[Dataset items]
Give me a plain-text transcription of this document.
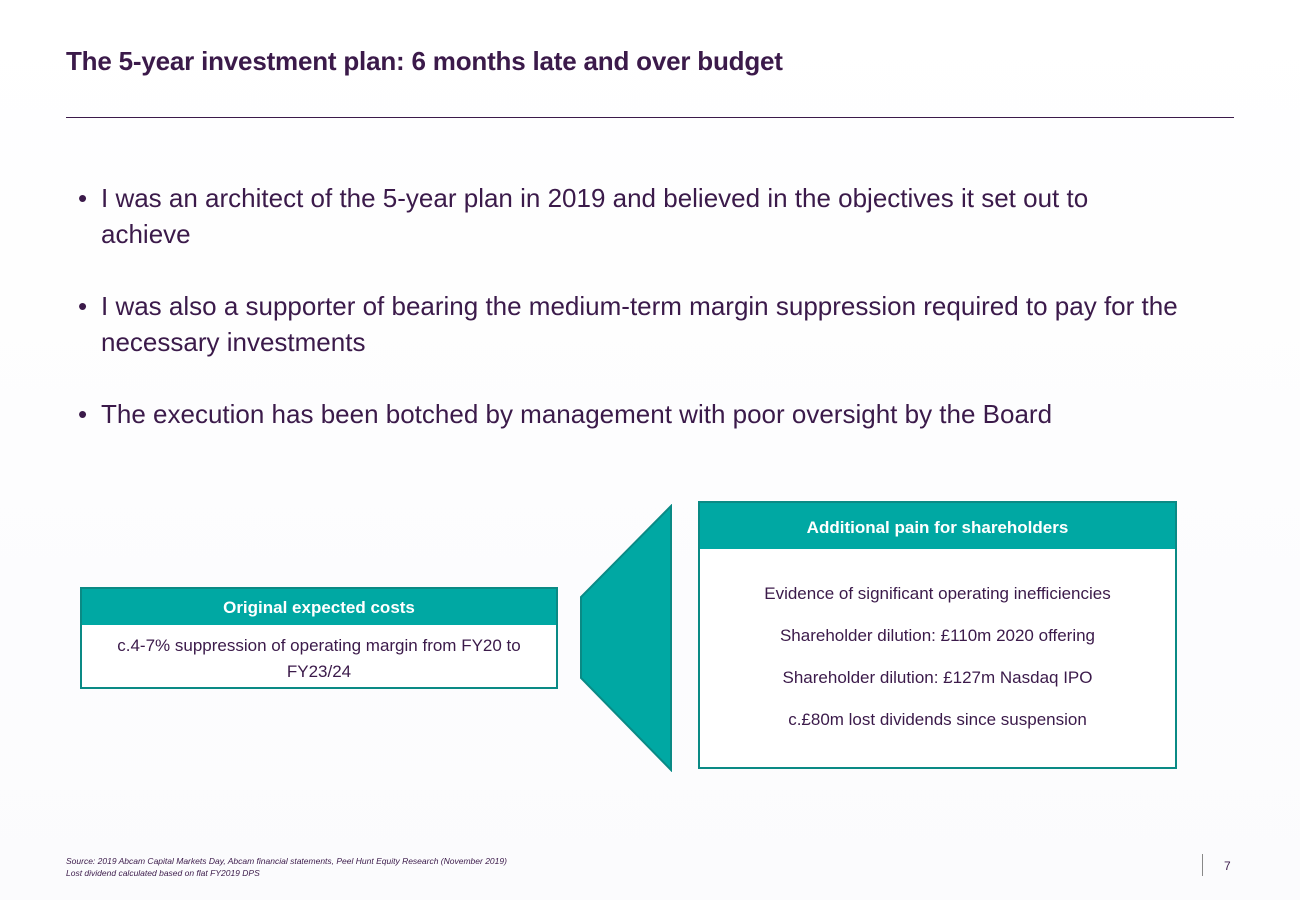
The 5-year investment plan: 6 months late and over budget
• I was an architect of the 5-year plan in 2019 and believed in the objectives it set out to achieve
• I was also a supporter of bearing the medium-term margin suppression required to pay for the necessary investments
• The execution has been botched by management with poor oversight by the Board
Original expected costs
c.4-7% suppression of operating margin from FY20 to FY23/24
Additional pain for shareholders
Evidence of significant operating inefficiencies
Shareholder dilution: £110m 2020 offering
Shareholder dilution: £127m Nasdaq IPO
c.£80m lost dividends since suspension
Source: 2019 Abcam Capital Markets Day, Abcam financial statements, Peel Hunt Equity Research (November 2019)
Lost dividend calculated based on flat FY2019 DPS	7
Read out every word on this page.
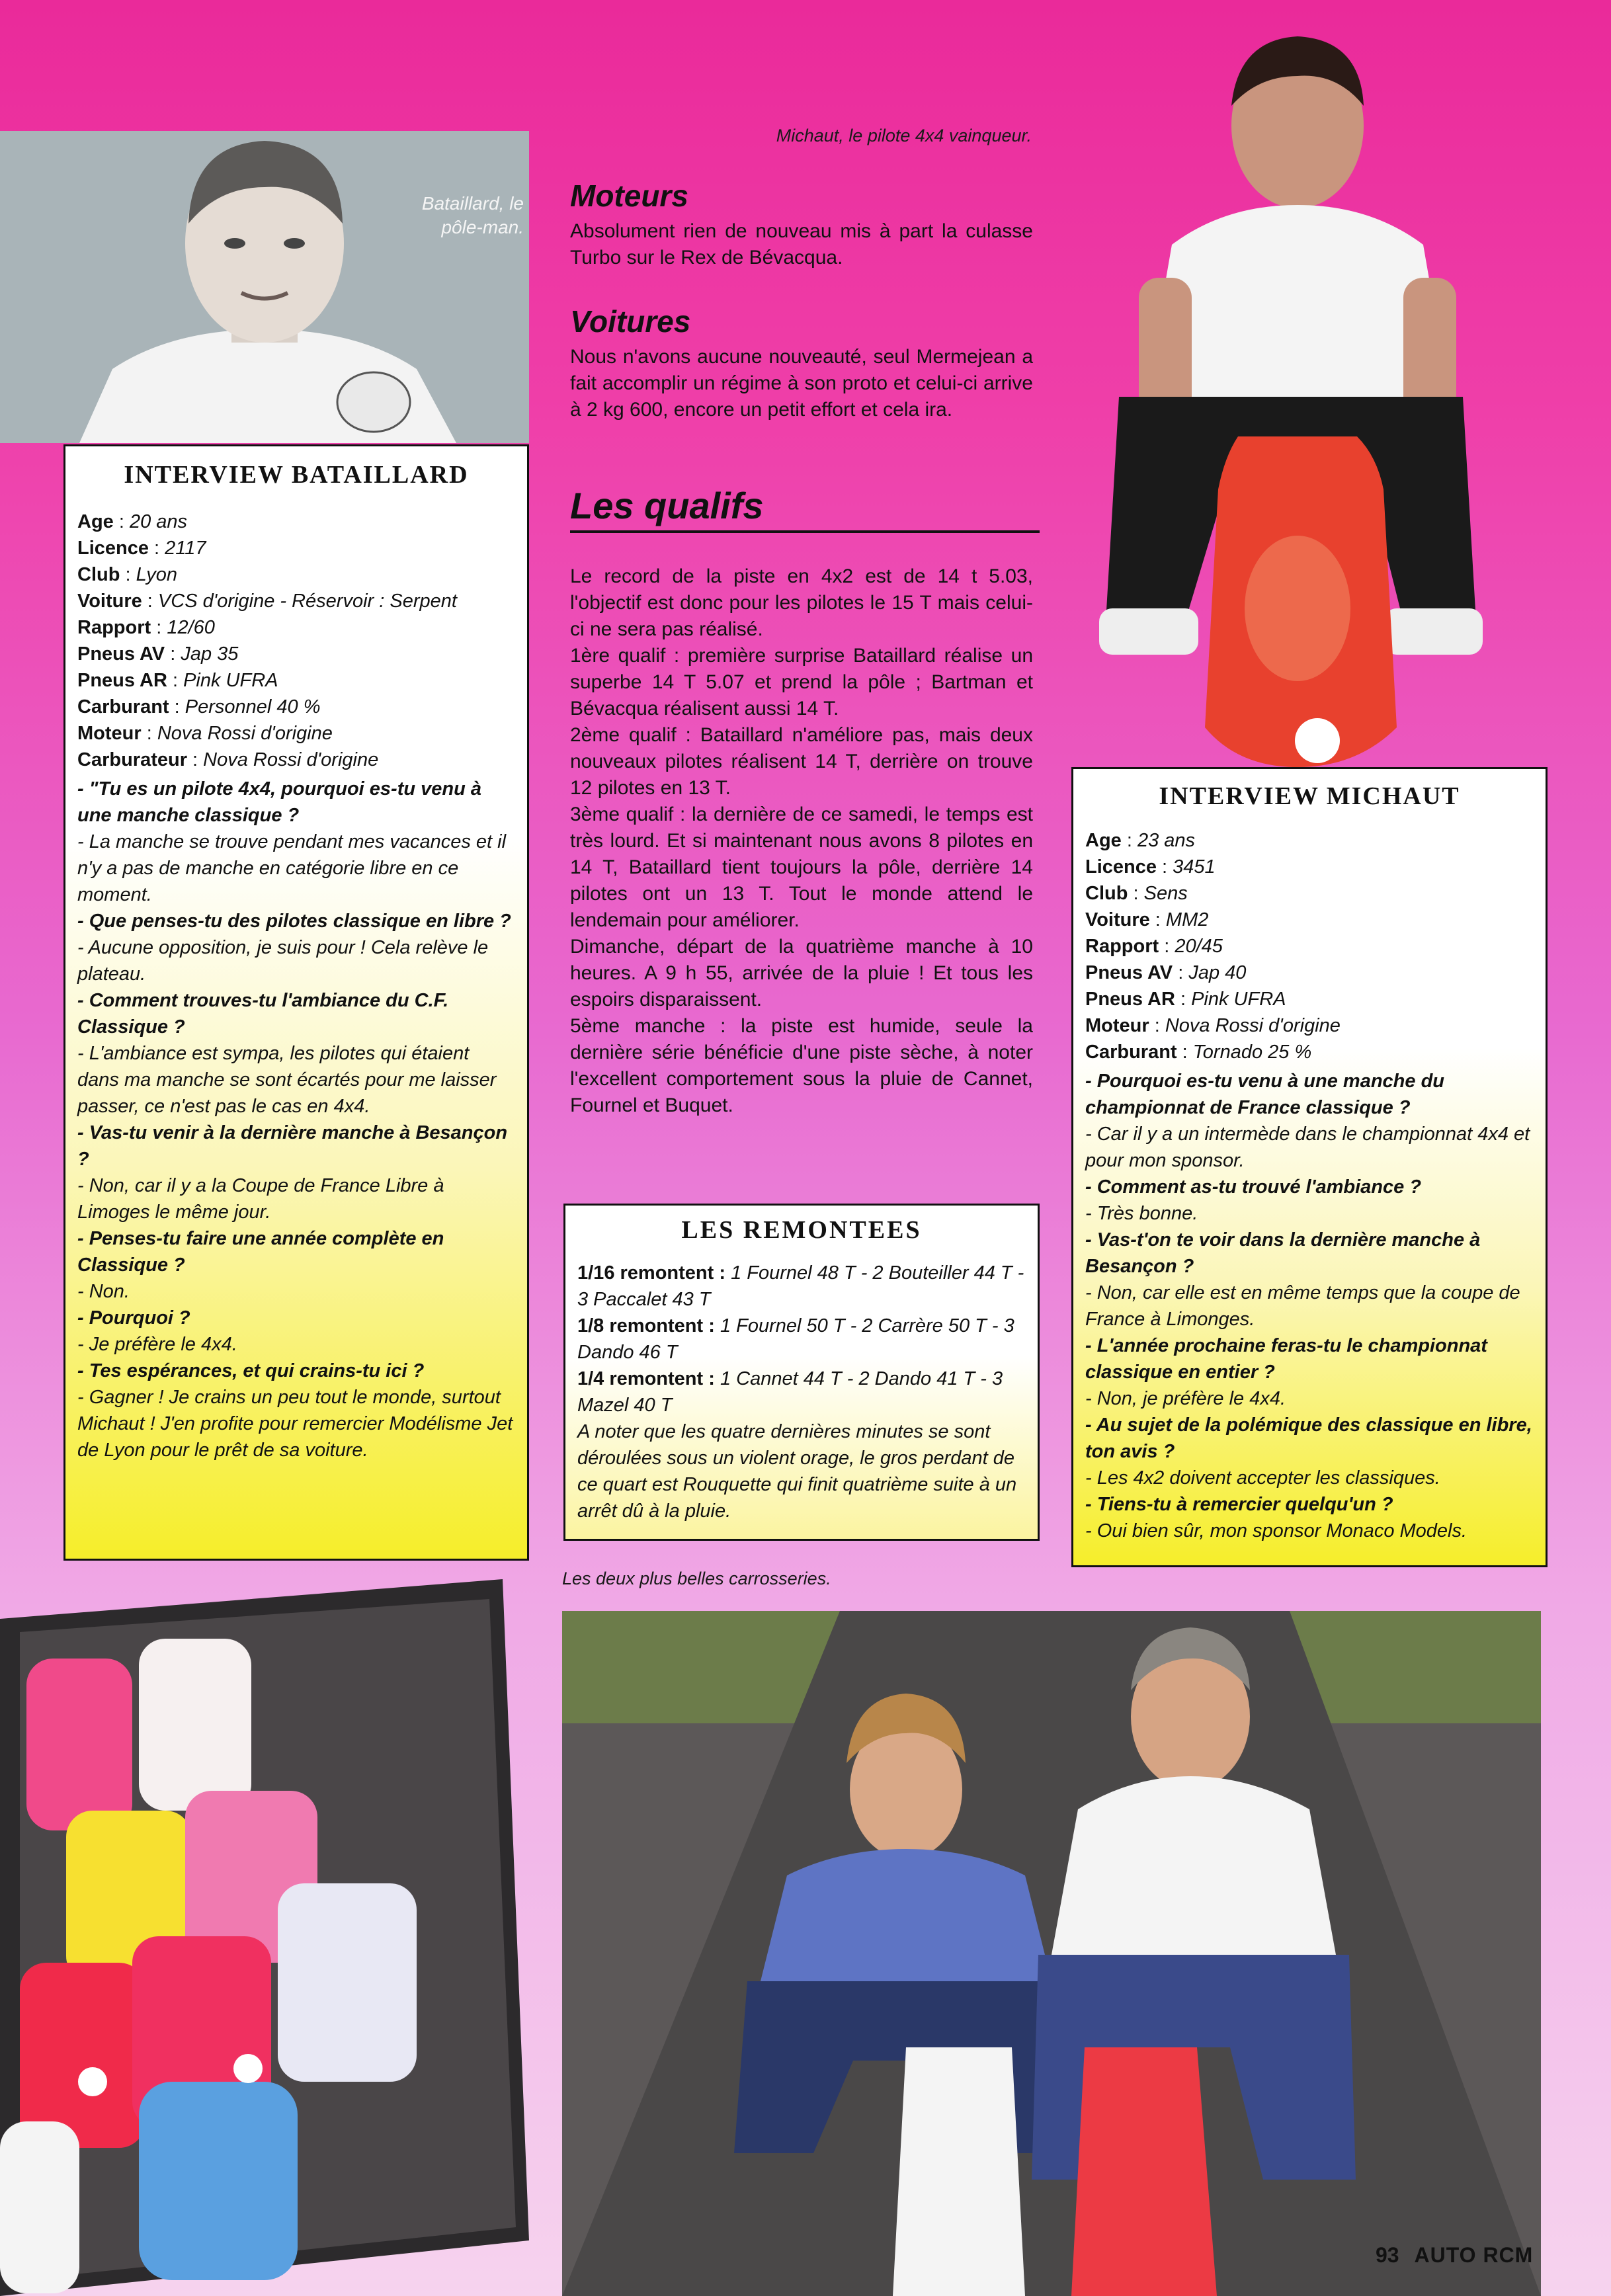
Bataillard, le pôle-man.
Michaut, le pilote 4x4 vainqueur.
Les deux plus belles carrosseries.
Moteurs
Absolument rien de nouveau mis à part la culasse Turbo sur le Rex de Bévacqua.
Voitures
Nous n'avons aucune nouveauté, seul Mermejean a fait accomplir un régime à son proto et celui-ci arrive à 2 kg 600, encore un petit effort et cela ira.
Les qualifs

Le record de la piste en 4x2 est de 14 t 5.03, l'objectif est donc pour les pilotes le 15 T mais celui-ci ne sera pas réalisé.

1ère qualif : première surprise Bataillard réalise un superbe 14 T 5.07 et prend la pôle ; Bartman et Bévacqua réalisent aussi 14 T.

2ème qualif : Bataillard n'améliore pas, mais deux nouveaux pilotes réalisent 14 T, derrière on trouve 12 pilotes en 13 T.

3ème qualif : la dernière de ce samedi, le temps est très lourd. Et si maintenant nous avons 8 pilotes en 14 T, Bataillard tient toujours la pôle, derrière 14 pilotes ont un 13 T. Tout le monde attend le lendemain pour améliorer.

Dimanche, départ de la quatrième manche à 10 heures. A 9 h 55, arrivée de la pluie ! Et tous les espoirs disparaissent.

5ème manche : la piste est humide, seule la dernière série bénéficie d'une piste sèche, à noter l'excellent comportement sous la pluie de Cannet, Fournel et Buquet.

INTERVIEW BATAILLARD
Age : 20 ans
Licence : 2117
Club : Lyon
Voiture : VCS d'origine - Réservoir : Serpent
Rapport : 12/60
Pneus AV : Jap 35
Pneus AR : Pink UFRA
Carburant : Personnel 40 %
Moteur : Nova Rossi d'origine
Carburateur : Nova Rossi d'origine
- "Tu es un pilote 4x4, pourquoi es-tu venu à une manche classique ?
- La manche se trouve pendant mes vacances et il n'y a pas de manche en catégorie libre en ce moment.
- Que penses-tu des pilotes classique en libre ?
- Aucune opposition, je suis pour ! Cela relève le plateau.
- Comment trouves-tu l'ambiance du C.F. Classique ?
- L'ambiance est sympa, les pilotes qui étaient dans ma manche se sont écartés pour me laisser passer, ce n'est pas le cas en 4x4.
- Vas-tu venir à la dernière manche à Besançon ?
- Non, car il y a la Coupe de France Libre à Limoges le même jour.
- Penses-tu faire une année complète en Classique ?
- Non.
- Pourquoi ?
- Je préfère le 4x4.
- Tes espérances, et qui crains-tu ici ?
- Gagner ! Je crains un peu tout le monde, surtout Michaut ! J'en profite pour remercier Modélisme Jet de Lyon pour le prêt de sa voiture.
INTERVIEW MICHAUT
Age : 23 ans
Licence : 3451
Club : Sens
Voiture : MM2
Rapport : 20/45
Pneus AV : Jap 40
Pneus AR : Pink UFRA
Moteur : Nova Rossi d'origine
Carburant : Tornado 25 %
- Pourquoi es-tu venu à une manche du championnat de France classique ?
- Car il y a un intermède dans le championnat 4x4 et pour mon sponsor.
- Comment as-tu trouvé l'ambiance ?
- Très bonne.
- Vas-t'on te voir dans la dernière manche à Besançon ?
- Non, car elle est en même temps que la coupe de France à Limonges.
- L'année prochaine feras-tu le championnat classique en entier ?
- Non, je préfère le 4x4.
- Au sujet de la polémique des classique en libre, ton avis ?
- Les 4x2 doivent accepter les classiques.
- Tiens-tu à remercier quelqu'un ?
- Oui bien sûr, mon sponsor Monaco Models.
LES REMONTEES
1/16 remontent : 1 Fournel 48 T - 2 Bouteiller 44 T - 3 Paccalet 43 T
1/8 remontent : 1 Fournel 50 T - 2 Carrère 50 T - 3 Dando 46 T
1/4 remontent : 1 Cannet 44 T - 2 Dando 41 T - 3 Mazel 40 T
A noter que les quatre dernières minutes se sont déroulées sous un violent orage, le gros perdant de ce quart est Rouquette qui finit quatrième suite à un arrêt dû à la pluie.
93 AUTO RCM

Work to do: Looking at the records above, tally the lines holding "Pneus" and reply with that number only.

Finished exercise: 4